**Work to do**.
Identify all lines below that hold "other" and collect them.

**Recorded data**.
<<<<
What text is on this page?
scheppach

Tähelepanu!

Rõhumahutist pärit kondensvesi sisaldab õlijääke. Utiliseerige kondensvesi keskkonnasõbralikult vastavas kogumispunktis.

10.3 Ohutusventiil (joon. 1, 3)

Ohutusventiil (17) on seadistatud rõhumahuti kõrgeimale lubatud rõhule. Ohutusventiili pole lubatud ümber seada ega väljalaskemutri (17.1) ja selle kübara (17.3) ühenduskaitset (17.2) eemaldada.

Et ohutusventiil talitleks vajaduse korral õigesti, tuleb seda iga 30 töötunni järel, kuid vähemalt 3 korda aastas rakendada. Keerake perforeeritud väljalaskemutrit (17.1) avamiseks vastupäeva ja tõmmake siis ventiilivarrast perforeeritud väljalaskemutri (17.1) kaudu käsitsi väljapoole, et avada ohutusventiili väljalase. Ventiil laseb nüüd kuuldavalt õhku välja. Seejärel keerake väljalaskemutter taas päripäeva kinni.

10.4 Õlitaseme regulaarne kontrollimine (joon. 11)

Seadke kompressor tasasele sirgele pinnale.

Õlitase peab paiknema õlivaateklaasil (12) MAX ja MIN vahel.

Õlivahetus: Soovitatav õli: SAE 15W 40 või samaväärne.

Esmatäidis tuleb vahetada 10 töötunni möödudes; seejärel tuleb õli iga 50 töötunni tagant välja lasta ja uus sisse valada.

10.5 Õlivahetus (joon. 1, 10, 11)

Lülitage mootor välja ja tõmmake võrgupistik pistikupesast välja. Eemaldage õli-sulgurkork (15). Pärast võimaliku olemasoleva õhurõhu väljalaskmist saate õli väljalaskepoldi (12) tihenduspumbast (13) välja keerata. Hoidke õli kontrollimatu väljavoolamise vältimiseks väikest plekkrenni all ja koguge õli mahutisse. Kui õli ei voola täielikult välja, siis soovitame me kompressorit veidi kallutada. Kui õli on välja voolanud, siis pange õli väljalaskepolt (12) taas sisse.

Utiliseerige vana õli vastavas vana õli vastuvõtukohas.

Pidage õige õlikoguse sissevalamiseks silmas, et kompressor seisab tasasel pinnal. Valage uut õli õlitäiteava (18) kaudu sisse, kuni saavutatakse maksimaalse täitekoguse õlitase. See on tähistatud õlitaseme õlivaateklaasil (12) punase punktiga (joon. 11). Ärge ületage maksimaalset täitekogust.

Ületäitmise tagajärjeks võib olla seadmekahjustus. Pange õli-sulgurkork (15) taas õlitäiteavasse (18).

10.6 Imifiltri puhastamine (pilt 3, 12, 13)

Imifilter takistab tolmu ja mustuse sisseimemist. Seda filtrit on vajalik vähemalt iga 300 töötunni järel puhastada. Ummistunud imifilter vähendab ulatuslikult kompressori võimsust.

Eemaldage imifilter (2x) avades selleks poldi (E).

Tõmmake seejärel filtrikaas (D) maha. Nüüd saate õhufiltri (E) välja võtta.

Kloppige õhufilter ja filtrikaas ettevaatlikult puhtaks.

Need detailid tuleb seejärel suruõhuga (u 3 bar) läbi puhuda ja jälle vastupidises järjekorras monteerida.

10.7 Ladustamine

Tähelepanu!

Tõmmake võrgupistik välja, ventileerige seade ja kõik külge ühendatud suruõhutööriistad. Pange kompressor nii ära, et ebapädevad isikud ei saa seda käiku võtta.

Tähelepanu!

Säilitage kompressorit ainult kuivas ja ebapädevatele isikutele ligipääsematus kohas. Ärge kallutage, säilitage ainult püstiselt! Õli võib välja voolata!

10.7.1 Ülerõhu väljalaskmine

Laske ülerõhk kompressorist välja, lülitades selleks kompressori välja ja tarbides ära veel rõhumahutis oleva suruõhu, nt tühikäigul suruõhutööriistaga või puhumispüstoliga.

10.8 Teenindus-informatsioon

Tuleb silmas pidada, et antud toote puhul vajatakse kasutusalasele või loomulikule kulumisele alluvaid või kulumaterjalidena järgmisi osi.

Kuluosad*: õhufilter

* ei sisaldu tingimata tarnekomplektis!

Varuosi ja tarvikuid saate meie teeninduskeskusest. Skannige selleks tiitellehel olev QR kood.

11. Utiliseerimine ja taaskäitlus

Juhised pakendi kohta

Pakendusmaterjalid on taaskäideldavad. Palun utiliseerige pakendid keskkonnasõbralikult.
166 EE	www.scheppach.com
>>>>
<<<<
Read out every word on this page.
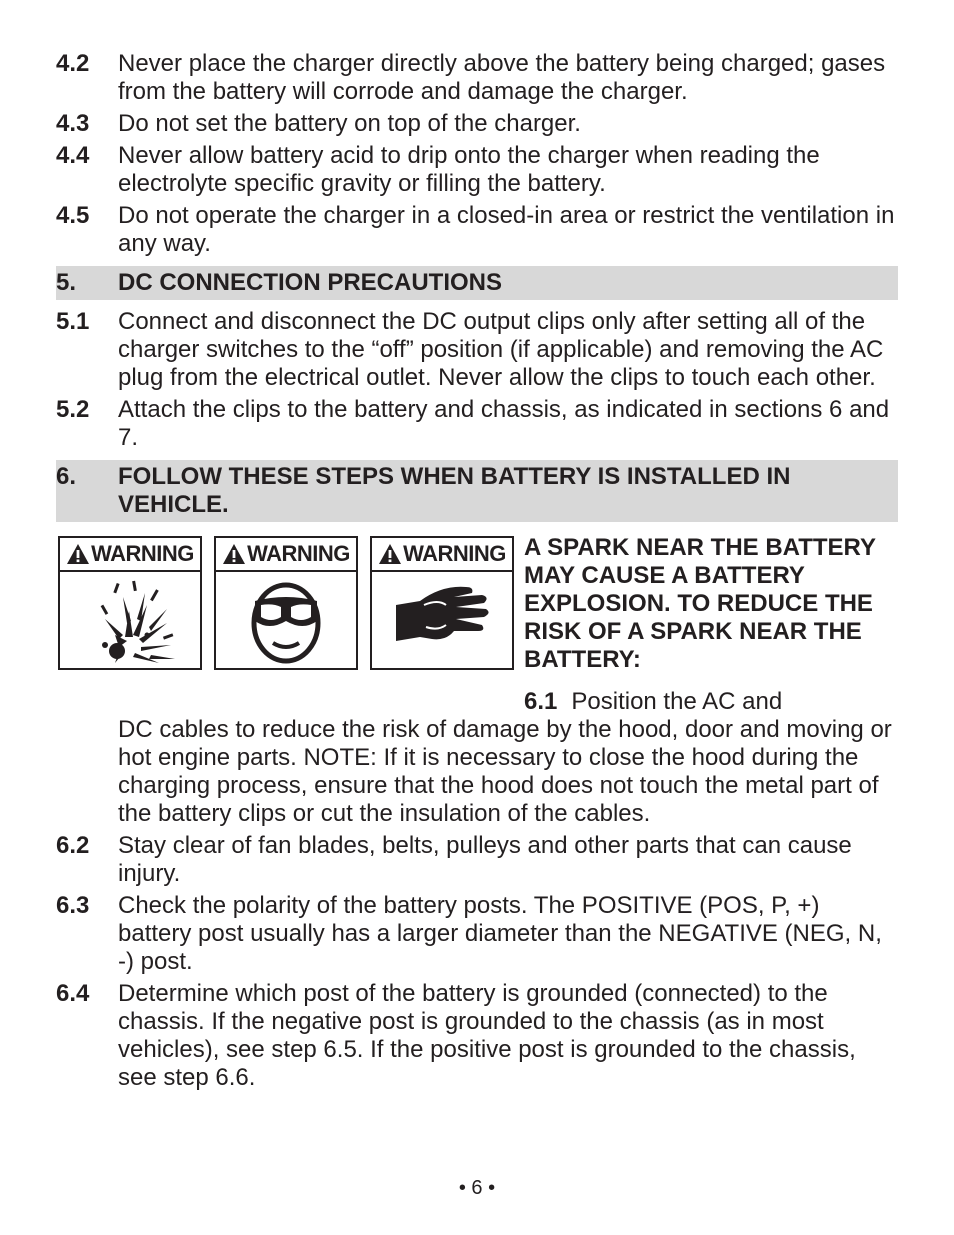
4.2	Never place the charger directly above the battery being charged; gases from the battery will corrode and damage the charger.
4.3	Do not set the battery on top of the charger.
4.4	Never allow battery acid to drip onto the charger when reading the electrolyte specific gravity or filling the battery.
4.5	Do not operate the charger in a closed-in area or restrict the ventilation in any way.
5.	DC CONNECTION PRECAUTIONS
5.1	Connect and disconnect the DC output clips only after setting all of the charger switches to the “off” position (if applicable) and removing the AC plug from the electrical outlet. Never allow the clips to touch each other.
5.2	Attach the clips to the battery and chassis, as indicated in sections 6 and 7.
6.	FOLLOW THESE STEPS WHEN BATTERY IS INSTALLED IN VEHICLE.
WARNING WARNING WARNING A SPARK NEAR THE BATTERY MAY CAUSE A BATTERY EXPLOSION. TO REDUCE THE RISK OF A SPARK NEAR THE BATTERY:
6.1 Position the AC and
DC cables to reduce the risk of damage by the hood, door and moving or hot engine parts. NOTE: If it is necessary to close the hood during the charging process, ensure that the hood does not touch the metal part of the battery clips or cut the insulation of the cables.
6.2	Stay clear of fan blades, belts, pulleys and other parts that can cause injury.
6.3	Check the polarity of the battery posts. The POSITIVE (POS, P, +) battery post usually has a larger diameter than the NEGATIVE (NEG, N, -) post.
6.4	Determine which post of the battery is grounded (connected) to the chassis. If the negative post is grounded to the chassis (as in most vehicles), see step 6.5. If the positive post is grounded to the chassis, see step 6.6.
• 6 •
>>>>
**The answer**.
5.1	Connect and disconnect the DC output clips only after setting all of the charger switches to the “off” position (if applicable) and removing the AC plug from the electrical outlet. Never allow the clips to touch each other.
6.2	Stay clear of fan blades, belts, pulleys and other parts that can cause injury.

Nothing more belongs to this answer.